YOUR GOAL: Find the number of lines below in which the word "JSON" appears, and write that number only.

EXTRACTED INFORMATION:
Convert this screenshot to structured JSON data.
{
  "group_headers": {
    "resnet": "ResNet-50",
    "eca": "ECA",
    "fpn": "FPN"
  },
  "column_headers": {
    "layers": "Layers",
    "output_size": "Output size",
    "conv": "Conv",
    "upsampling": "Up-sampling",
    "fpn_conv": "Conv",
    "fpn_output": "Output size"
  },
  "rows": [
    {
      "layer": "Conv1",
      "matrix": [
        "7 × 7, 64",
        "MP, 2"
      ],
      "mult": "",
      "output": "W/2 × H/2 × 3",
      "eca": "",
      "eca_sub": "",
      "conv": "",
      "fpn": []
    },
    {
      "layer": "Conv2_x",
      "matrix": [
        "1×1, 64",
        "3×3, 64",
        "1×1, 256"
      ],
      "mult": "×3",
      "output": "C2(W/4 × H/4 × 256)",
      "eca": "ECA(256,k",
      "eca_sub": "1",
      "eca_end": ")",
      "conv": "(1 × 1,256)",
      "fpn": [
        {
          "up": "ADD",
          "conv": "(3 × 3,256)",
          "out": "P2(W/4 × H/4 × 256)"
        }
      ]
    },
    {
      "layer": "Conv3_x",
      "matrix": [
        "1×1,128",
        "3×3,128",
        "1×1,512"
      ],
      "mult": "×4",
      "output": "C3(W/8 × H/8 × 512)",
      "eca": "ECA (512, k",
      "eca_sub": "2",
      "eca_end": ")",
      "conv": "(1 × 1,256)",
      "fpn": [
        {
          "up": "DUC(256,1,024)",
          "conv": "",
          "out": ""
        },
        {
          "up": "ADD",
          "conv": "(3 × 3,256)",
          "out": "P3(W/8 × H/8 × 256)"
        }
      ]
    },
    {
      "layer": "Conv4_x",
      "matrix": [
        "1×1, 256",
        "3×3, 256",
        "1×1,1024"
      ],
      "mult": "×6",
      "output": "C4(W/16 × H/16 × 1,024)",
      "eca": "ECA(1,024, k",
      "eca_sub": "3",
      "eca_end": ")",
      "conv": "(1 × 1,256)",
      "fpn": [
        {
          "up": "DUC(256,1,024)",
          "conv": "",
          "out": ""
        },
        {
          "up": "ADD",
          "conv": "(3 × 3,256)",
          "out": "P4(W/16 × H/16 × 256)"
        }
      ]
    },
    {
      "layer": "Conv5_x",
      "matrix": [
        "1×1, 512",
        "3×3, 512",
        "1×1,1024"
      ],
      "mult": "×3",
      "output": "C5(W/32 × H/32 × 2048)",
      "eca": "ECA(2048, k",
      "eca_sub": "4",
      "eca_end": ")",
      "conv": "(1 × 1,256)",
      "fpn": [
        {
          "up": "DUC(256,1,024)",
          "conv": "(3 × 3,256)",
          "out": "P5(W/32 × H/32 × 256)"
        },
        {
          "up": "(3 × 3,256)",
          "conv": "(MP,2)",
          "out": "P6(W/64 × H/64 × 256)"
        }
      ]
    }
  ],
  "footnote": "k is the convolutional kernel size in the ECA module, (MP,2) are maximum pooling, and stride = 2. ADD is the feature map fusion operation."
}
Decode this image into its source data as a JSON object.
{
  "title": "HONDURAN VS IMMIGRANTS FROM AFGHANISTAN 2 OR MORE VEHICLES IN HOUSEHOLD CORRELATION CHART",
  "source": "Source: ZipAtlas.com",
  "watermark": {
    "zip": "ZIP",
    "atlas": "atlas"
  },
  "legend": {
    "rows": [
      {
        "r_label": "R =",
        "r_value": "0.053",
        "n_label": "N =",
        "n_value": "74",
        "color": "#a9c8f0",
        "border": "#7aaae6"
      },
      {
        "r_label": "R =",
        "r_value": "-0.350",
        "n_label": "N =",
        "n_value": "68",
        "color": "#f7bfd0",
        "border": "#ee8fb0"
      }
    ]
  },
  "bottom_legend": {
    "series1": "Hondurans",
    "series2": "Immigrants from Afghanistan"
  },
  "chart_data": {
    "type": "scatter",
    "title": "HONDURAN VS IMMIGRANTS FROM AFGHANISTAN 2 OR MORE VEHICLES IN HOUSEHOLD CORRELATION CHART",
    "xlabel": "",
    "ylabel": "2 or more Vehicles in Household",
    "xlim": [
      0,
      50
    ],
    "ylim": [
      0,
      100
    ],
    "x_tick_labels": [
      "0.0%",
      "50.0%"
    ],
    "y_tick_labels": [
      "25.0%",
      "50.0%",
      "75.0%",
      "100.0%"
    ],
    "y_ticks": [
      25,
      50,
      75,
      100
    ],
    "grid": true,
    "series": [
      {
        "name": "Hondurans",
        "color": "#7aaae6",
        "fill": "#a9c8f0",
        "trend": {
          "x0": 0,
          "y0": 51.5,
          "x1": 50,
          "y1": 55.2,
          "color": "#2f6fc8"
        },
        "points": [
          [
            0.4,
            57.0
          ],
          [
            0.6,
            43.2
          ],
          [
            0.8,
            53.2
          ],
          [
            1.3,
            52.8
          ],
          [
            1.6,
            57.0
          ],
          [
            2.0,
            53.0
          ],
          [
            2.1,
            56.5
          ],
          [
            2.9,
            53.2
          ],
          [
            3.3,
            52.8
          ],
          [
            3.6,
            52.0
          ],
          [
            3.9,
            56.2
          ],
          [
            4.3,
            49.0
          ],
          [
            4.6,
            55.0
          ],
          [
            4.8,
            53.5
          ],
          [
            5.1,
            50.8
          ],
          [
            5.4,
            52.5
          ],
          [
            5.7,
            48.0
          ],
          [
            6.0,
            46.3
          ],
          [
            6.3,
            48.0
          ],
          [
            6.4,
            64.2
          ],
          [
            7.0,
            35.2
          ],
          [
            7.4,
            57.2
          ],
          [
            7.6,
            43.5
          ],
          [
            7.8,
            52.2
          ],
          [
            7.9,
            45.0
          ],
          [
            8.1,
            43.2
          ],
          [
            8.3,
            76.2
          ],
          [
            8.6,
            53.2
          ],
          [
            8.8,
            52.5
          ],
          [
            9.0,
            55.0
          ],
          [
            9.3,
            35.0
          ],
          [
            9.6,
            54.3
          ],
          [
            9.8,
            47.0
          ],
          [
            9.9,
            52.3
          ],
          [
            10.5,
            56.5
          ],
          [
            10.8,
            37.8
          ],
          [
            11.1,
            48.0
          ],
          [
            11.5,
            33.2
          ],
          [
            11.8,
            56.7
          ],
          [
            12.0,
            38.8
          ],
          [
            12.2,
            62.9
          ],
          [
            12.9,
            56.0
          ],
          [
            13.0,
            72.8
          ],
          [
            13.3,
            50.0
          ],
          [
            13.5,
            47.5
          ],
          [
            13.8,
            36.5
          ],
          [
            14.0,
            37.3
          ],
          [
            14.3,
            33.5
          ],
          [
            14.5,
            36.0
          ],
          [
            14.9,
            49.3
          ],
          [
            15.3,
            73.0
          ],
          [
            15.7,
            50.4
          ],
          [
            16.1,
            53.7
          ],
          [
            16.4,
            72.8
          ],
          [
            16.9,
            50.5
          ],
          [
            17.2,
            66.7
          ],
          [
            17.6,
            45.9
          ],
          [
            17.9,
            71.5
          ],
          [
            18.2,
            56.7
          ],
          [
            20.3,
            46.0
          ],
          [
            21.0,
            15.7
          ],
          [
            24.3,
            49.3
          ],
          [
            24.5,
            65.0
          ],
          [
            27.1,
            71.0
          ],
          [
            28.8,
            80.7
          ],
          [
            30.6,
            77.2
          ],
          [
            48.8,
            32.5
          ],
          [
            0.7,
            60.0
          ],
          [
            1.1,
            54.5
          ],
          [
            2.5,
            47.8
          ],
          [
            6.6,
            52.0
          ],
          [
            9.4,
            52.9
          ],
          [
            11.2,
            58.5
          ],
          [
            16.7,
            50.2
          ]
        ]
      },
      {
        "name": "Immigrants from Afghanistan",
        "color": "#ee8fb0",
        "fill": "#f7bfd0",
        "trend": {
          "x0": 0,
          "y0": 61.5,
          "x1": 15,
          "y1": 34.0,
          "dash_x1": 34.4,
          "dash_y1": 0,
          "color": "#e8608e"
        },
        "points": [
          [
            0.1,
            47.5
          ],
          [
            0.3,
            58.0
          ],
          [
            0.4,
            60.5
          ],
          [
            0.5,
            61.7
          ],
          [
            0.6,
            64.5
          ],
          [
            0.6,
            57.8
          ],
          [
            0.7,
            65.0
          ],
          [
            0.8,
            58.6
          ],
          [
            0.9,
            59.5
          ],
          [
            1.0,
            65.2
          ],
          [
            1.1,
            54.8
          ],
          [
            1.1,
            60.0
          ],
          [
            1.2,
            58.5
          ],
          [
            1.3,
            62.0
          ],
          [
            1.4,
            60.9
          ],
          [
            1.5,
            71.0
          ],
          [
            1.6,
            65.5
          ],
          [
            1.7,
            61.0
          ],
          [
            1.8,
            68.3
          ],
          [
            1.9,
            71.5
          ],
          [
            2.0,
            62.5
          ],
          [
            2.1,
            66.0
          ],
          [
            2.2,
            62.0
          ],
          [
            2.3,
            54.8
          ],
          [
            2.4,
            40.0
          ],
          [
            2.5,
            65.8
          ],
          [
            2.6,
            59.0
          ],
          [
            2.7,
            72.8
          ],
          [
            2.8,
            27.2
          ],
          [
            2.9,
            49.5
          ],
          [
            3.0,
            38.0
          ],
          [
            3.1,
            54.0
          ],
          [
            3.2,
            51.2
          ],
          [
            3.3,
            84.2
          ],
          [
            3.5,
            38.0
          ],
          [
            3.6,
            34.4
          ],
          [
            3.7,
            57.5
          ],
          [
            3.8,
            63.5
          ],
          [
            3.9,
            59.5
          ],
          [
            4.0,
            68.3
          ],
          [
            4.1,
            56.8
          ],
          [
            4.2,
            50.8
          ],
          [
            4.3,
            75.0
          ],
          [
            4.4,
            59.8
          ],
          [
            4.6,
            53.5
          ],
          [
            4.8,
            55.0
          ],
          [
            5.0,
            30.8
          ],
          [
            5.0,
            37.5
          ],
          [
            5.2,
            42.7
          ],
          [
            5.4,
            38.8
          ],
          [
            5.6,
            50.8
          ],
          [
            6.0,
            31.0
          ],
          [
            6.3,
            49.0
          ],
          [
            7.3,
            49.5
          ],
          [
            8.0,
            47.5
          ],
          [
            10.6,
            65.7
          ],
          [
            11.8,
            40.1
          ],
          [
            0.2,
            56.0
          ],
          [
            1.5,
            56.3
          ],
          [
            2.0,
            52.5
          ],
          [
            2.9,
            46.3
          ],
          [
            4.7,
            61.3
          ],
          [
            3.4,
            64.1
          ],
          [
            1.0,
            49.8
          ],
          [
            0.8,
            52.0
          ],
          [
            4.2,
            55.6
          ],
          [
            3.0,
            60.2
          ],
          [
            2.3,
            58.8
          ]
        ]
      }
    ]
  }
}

ANSWER TO THE EXERCISE: 2